Written instruction:
Find every line in the listing below that contains the string "your", and copy each of those lines.

(A run of records)
-- -- --

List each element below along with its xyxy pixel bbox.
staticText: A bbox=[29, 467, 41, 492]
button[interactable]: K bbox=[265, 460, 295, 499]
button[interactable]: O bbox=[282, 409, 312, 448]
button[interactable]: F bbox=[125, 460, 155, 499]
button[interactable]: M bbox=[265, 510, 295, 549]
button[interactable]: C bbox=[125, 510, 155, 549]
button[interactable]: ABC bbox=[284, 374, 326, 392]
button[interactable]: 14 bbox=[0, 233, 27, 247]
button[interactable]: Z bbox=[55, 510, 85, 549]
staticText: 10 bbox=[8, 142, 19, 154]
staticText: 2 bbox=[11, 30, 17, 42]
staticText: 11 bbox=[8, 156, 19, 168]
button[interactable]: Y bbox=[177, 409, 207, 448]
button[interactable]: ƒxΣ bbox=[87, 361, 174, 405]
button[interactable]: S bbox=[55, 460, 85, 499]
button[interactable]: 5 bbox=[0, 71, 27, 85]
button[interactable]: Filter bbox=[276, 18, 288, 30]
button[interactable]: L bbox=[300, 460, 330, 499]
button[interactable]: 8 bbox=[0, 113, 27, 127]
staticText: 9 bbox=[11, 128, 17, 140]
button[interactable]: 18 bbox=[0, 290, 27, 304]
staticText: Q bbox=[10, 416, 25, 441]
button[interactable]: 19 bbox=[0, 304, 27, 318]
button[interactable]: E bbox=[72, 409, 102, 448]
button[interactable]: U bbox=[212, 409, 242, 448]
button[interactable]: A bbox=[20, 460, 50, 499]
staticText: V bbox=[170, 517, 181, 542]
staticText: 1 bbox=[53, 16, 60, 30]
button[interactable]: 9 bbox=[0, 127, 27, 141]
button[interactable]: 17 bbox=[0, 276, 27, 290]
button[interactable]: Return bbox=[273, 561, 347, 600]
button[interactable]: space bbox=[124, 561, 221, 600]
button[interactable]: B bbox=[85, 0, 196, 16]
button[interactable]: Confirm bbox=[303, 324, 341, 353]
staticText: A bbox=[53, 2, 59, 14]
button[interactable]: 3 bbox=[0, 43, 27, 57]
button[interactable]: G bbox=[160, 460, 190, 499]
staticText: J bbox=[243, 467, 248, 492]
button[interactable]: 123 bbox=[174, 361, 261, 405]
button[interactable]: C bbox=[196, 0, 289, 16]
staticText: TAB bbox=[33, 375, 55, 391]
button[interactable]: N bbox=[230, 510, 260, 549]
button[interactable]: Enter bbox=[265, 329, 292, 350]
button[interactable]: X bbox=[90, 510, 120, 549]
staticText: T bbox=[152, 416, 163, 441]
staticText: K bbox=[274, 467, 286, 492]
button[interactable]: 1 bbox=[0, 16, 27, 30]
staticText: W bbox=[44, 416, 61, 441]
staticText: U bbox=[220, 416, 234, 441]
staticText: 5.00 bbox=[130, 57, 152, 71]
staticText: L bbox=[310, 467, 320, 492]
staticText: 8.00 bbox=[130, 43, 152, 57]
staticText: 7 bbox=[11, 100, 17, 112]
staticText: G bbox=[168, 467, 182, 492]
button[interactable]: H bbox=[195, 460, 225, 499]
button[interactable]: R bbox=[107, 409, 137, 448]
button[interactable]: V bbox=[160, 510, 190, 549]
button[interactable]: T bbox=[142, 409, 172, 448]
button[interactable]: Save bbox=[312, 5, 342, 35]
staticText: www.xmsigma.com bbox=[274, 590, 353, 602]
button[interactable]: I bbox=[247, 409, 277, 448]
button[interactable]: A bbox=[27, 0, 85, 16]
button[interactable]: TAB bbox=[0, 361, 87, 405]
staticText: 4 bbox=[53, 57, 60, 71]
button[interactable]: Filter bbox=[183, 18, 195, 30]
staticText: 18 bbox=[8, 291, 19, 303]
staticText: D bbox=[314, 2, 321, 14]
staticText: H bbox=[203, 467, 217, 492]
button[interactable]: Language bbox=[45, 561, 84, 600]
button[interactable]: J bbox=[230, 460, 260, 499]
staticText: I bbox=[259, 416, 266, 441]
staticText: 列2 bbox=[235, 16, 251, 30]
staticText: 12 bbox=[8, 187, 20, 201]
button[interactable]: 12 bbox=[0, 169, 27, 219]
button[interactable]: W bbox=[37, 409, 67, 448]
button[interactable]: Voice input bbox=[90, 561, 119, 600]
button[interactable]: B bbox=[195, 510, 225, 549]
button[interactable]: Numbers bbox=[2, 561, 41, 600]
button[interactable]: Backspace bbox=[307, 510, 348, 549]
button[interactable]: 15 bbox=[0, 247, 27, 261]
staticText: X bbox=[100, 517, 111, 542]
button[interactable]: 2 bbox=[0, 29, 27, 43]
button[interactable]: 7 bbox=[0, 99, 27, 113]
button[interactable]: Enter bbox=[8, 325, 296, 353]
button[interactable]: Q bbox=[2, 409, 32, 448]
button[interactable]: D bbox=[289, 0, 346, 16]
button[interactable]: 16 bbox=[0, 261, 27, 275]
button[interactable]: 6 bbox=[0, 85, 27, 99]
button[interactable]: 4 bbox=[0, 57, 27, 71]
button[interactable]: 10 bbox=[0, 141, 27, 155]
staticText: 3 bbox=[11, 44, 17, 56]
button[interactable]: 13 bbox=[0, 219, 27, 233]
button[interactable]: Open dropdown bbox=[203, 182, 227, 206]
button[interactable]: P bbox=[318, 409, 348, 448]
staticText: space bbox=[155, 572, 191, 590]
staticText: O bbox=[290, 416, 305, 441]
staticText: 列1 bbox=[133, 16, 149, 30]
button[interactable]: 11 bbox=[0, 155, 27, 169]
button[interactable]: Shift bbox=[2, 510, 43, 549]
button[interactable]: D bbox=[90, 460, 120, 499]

-- -- --

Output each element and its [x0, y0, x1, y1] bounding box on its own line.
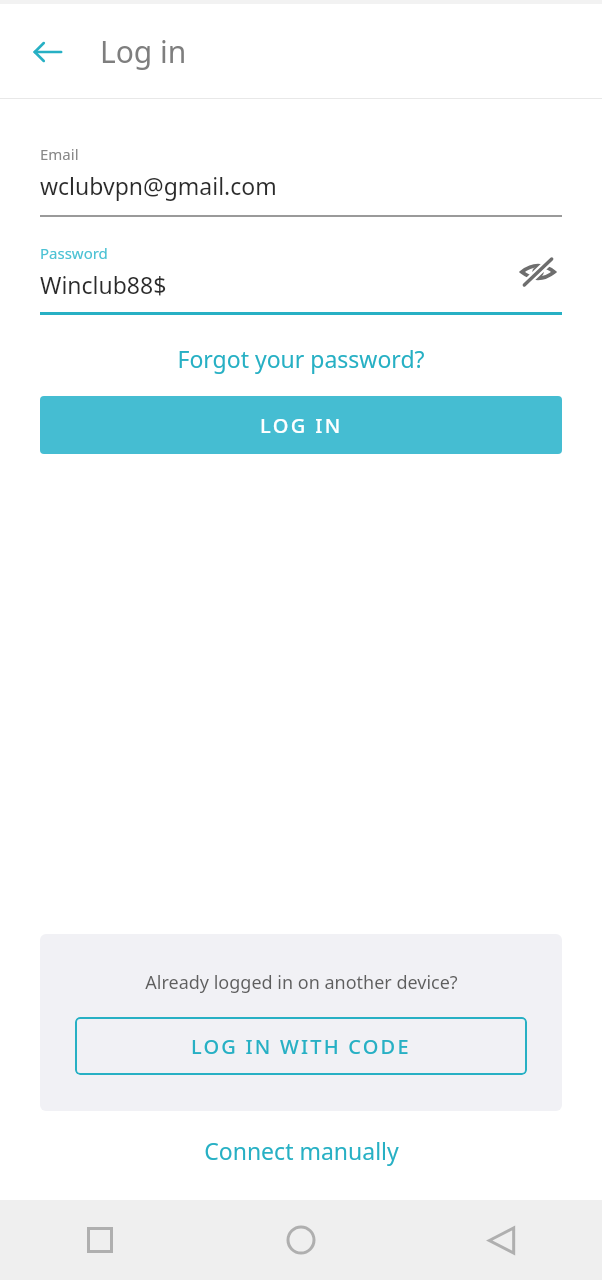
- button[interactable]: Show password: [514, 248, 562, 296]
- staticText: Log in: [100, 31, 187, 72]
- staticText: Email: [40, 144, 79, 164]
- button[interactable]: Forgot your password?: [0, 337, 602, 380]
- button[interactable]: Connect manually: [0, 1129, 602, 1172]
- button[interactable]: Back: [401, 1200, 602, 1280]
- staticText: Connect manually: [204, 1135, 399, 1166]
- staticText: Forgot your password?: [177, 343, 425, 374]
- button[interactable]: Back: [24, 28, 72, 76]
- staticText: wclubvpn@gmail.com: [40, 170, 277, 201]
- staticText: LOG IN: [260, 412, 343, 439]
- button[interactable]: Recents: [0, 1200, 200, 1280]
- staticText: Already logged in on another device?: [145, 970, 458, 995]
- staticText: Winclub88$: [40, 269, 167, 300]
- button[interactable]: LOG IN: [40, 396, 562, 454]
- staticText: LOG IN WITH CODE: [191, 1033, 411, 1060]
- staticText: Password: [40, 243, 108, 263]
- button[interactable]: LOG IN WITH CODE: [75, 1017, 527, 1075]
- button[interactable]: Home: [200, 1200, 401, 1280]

-- -- --

Complete response:
- button[interactable]: Forgot your password?: [0, 337, 602, 380]
- staticText: Forgot your password?: [177, 343, 425, 374]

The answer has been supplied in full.